»»
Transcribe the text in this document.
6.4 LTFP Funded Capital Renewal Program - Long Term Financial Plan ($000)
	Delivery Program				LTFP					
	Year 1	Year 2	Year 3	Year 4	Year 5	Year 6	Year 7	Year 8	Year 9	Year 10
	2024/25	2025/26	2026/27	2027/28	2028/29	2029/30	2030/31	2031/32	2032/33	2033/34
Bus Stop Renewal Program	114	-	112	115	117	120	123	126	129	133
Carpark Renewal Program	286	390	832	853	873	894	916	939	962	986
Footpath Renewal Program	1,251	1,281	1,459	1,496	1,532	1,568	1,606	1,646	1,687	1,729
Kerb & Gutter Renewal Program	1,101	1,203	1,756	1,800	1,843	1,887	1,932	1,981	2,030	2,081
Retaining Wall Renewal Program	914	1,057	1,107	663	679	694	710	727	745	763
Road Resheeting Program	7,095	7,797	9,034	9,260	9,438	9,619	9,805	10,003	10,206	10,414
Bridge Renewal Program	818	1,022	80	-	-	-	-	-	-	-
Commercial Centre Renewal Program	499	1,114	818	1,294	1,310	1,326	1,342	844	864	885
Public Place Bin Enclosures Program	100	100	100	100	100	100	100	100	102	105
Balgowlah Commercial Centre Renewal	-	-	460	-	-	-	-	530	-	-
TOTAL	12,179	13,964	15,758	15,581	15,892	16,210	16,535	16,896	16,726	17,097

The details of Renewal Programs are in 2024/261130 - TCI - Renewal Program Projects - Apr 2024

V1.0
««
»»
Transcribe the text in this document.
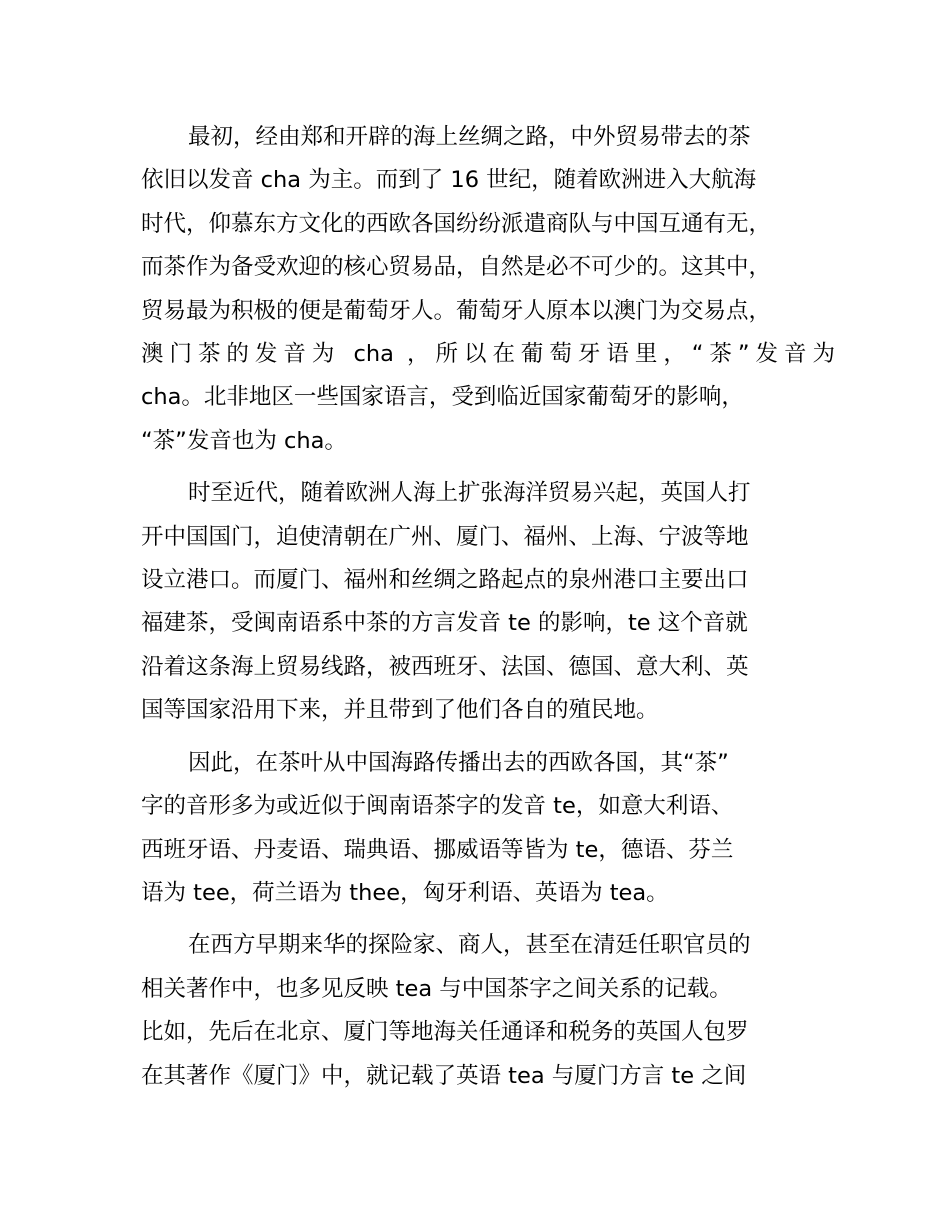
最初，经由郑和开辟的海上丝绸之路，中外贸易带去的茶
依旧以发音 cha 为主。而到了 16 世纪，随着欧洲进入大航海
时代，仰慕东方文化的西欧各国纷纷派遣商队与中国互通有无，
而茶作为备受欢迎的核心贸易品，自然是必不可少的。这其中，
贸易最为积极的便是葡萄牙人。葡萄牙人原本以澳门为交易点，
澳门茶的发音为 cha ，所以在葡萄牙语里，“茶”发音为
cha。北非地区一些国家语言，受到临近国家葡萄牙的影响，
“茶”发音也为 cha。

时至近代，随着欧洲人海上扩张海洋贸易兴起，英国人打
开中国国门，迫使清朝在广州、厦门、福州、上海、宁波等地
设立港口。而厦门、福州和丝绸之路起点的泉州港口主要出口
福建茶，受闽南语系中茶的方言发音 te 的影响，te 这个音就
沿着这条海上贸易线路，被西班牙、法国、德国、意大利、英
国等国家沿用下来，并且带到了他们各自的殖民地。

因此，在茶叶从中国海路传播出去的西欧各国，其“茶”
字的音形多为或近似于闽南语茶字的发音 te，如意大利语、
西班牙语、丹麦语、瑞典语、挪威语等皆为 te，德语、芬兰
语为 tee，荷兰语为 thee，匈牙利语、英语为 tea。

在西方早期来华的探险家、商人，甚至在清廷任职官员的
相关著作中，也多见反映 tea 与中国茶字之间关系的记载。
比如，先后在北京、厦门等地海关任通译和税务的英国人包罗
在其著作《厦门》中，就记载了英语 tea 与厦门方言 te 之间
««
Task brief: Gather each line in the data that holds the string "Renewal".

Answer:
6.4 LTFP Funded Capital Renewal Program - Long Term Financial Plan ($000)
Bus Stop Renewal Program	114	-	112	115	117	120	123	126	129	133
Carpark Renewal Program	286	390	832	853	873	894	916	939	962	986
Footpath Renewal Program	1,251	1,281	1,459	1,496	1,532	1,568	1,606	1,646	1,687	1,729
Kerb & Gutter Renewal Program	1,101	1,203	1,756	1,800	1,843	1,887	1,932	1,981	2,030	2,081
Retaining Wall Renewal Program	914	1,057	1,107	663	679	694	710	727	745	763
Bridge Renewal Program	818	1,022	80	-	-	-	-	-	-	-
Commercial Centre Renewal Program	499	1,114	818	1,294	1,310	1,326	1,342	844	864	885
Balgowlah Commercial Centre Renewal	-	-	460	-	-	-	-	530	-	-
The details of Renewal Programs are in 2024/261130 - TCI - Renewal Program Projects - Apr 2024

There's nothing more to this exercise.